TO DO:
Repeat the entire listing exactly as written.

== EXERCISE MATERIAL

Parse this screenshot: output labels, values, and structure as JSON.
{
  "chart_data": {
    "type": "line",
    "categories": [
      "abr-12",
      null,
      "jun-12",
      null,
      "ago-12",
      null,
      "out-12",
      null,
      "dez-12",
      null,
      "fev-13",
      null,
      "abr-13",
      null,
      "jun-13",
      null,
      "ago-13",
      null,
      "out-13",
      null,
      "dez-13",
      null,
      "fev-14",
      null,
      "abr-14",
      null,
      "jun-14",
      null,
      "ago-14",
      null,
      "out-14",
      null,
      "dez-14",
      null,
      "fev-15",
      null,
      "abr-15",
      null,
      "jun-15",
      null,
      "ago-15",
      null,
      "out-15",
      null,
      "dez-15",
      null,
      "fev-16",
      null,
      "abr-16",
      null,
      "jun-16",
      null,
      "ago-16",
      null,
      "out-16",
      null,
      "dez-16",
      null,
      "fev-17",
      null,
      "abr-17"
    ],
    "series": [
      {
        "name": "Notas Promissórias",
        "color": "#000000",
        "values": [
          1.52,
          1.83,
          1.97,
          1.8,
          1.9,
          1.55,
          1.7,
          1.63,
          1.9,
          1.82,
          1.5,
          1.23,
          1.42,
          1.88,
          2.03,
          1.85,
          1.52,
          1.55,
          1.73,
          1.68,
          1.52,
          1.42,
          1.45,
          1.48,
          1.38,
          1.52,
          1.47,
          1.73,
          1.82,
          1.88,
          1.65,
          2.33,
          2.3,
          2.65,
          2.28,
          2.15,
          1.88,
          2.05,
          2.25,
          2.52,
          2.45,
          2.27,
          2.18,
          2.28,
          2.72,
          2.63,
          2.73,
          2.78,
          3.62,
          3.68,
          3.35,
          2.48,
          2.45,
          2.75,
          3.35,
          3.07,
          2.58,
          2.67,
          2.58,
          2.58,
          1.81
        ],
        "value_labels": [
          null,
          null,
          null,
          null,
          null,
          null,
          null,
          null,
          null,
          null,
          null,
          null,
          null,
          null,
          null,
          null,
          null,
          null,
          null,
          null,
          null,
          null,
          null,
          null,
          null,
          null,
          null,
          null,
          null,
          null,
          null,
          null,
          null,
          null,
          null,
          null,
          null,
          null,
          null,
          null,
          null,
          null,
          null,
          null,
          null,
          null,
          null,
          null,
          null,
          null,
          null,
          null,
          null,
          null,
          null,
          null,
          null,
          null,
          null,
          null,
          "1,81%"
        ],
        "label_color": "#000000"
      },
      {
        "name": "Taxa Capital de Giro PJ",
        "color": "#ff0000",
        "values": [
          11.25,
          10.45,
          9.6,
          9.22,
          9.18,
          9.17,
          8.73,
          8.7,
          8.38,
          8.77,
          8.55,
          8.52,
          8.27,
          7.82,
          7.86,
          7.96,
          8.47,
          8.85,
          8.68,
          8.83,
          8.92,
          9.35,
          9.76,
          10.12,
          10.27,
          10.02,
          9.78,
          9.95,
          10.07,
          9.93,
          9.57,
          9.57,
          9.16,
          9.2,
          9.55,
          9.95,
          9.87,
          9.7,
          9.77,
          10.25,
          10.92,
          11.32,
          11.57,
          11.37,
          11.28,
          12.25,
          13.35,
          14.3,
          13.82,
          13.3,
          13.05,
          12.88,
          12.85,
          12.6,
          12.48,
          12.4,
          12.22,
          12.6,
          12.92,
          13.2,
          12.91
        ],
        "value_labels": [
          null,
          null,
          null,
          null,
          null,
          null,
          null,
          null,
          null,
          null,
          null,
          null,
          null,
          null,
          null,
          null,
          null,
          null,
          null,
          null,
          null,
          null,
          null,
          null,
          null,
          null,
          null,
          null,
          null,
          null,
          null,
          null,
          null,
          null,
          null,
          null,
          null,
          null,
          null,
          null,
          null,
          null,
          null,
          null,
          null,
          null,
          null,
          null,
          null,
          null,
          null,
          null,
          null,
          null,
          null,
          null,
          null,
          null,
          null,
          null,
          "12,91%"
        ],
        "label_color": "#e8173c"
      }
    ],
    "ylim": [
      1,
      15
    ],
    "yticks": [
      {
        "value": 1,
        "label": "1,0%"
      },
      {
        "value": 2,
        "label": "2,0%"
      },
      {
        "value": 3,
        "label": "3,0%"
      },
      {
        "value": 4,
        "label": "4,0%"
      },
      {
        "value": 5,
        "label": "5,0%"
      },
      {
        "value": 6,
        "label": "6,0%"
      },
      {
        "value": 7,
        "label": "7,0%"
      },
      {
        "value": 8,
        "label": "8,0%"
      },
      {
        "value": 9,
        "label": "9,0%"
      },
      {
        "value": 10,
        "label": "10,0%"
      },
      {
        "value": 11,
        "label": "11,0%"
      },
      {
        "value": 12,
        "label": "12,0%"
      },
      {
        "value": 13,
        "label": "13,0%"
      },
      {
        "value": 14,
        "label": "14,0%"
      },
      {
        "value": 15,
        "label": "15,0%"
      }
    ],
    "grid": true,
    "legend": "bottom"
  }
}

====

EXERCISE OUTPUT:
Parse this screenshot: output labels, values, and structure as JSON.
{
  "chart_data": {
    "type": "line",
    "categories": [
      "abr-12",
      null,
      "jun-12",
      null,
      "ago-12",
      null,
      "out-12",
      null,
      "dez-12",
      null,
      "fev-13",
      null,
      "abr-13",
      null,
      "jun-13",
      null,
      "ago-13",
      null,
      "out-13",
      null,
      "dez-13",
      null,
      "fev-14",
      null,
      "abr-14",
      null,
      "jun-14",
      null,
      "ago-14",
      null,
      "out-14",
      null,
      "dez-14",
      null,
      "fev-15",
      null,
      "abr-15",
      null,
      "jun-15",
      null,
      "ago-15",
      null,
      "out-15",
      null,
      "dez-15",
      null,
      "fev-16",
      null,
      "abr-16",
      null,
      "jun-16",
      null,
      "ago-16",
      null,
      "out-16",
      null,
      "dez-16",
      null,
      "fev-17",
      null,
      "abr-17"
    ],
    "series": [
      {
        "name": "Notas Promissórias",
        "color": "#000000",
        "values": [
          1.52,
          1.83,
          1.97,
          1.8,
          1.9,
          1.55,
          1.7,
          1.63,
          1.9,
          1.82,
          1.5,
          1.23,
          1.42,
          1.88,
          2.03,
          1.85,
          1.52,
          1.55,
          1.73,
          1.68,
          1.52,
          1.42,
          1.45,
          1.48,
          1.38,
          1.52,
          1.47,
          1.73,
          1.82,
          1.88,
          1.65,
          2.33,
          2.3,
          2.65,
          2.28,
          2.15,
          1.88,
          2.05,
          2.25,
          2.52,
          2.45,
          2.27,
          2.18,
          2.28,
          2.72,
          2.63,
          2.73,
          2.78,
          3.62,
          3.68,
          3.35,
          2.48,
          2.45,
          2.75,
          3.35,
          3.07,
          2.58,
          2.67,
          2.58,
          2.58,
          1.81
        ],
        "value_labels": [
          null,
          null,
          null,
          null,
          null,
          null,
          null,
          null,
          null,
          null,
          null,
          null,
          null,
          null,
          null,
          null,
          null,
          null,
          null,
          null,
          null,
          null,
          null,
          null,
          null,
          null,
          null,
          null,
          null,
          null,
          null,
          null,
          null,
          null,
          null,
          null,
          null,
          null,
          null,
          null,
          null,
          null,
          null,
          null,
          null,
          null,
          null,
          null,
          null,
          null,
          null,
          null,
          null,
          null,
          null,
          null,
          null,
          null,
          null,
          null,
          "1,81%"
        ],
        "label_color": "#000000"
      },
      {
        "name": "Taxa Capital de Giro PJ",
        "color": "#ff0000",
        "values": [
          11.25,
          10.45,
          9.6,
          9.22,
          9.18,
          9.17,
          8.73,
          8.7,
          8.38,
          8.77,
          8.55,
          8.52,
          8.27,
          7.82,
          7.86,
          7.96,
          8.47,
          8.85,
          8.68,
          8.83,
          8.92,
          9.35,
          9.76,
          10.12,
          10.27,
          10.02,
          9.78,
          9.95,
          10.07,
          9.93,
          9.57,
          9.57,
          9.16,
          9.2,
          9.55,
          9.95,
          9.87,
          9.7,
          9.77,
          10.25,
          10.92,
          11.32,
          11.57,
          11.37,
          11.28,
          12.25,
          13.35,
          14.3,
          13.82,
          13.3,
          13.05,
          12.88,
          12.85,
          12.6,
          12.48,
          12.4,
          12.22,
          12.6,
          12.92,
          13.2,
          12.91
        ],
        "value_labels": [
          null,
          null,
          null,
          null,
          null,
          null,
          null,
          null,
          null,
          null,
          null,
          null,
          null,
          null,
          null,
          null,
          null,
          null,
          null,
          null,
          null,
          null,
          null,
          null,
          null,
          null,
          null,
          null,
          null,
          null,
          null,
          null,
          null,
          null,
          null,
          null,
          null,
          null,
          null,
          null,
          null,
          null,
          null,
          null,
          null,
          null,
          null,
          null,
          null,
          null,
          null,
          null,
          null,
          null,
          null,
          null,
          null,
          null,
          null,
          null,
          "12,91%"
        ],
        "label_color": "#e8173c"
      }
    ],
    "ylim": [
      1,
      15
    ],
    "yticks": [
      {
        "value": 1,
        "label": "1,0%"
      },
      {
        "value": 2,
        "label": "2,0%"
      },
      {
        "value": 3,
        "label": "3,0%"
      },
      {
        "value": 4,
        "label": "4,0%"
      },
      {
        "value": 5,
        "label": "5,0%"
      },
      {
        "value": 6,
        "label": "6,0%"
      },
      {
        "value": 7,
        "label": "7,0%"
      },
      {
        "value": 8,
        "label": "8,0%"
      },
      {
        "value": 9,
        "label": "9,0%"
      },
      {
        "value": 10,
        "label": "10,0%"
      },
      {
        "value": 11,
        "label": "11,0%"
      },
      {
        "value": 12,
        "label": "12,0%"
      },
      {
        "value": 13,
        "label": "13,0%"
      },
      {
        "value": 14,
        "label": "14,0%"
      },
      {
        "value": 15,
        "label": "15,0%"
      }
    ],
    "grid": true,
    "legend": "bottom"
  }
}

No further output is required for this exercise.